Description of the task:
Copy out all of the data exactly as it appears.

The input:
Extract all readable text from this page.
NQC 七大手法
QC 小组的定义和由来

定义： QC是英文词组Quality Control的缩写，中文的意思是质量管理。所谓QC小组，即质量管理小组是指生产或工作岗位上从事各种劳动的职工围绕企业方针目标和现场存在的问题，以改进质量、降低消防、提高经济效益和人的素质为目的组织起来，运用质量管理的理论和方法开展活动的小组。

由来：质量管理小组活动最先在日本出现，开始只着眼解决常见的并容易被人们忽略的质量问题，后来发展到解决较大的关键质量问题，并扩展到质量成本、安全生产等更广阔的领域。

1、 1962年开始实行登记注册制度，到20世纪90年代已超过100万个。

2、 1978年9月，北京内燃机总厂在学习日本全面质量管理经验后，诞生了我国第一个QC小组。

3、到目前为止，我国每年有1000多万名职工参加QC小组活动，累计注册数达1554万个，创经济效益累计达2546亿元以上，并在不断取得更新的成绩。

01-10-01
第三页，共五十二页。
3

Complete answer:
Extract all readable text from this page.
NQC 七大手法
QC 小组的定义和由来

定义： QC是英文词组Quality Control的缩写，中文的意思是质量管理。所谓QC小组，即质量管理小组是指生产或工作岗位上从事各种劳动的职工围绕企业方针目标和现场存在的问题，以改进质量、降低消防、提高经济效益和人的素质为目的组织起来，运用质量管理的理论和方法开展活动的小组。

由来：质量管理小组活动最先在日本出现，开始只着眼解决常见的并容易被人们忽略的质量问题，后来发展到解决较大的关键质量问题，并扩展到质量成本、安全生产等更广阔的领域。

1、 1962年开始实行登记注册制度，到20世纪90年代已超过100万个。

2、 1978年9月，北京内燃机总厂在学习日本全面质量管理经验后，诞生了我国第一个QC小组。

3、到目前为止，我国每年有1000多万名职工参加QC小组活动，累计注册数达1554万个，创经济效益累计达2546亿元以上，并在不断取得更新的成绩。

01-10-01
第三页，共五十二页。
3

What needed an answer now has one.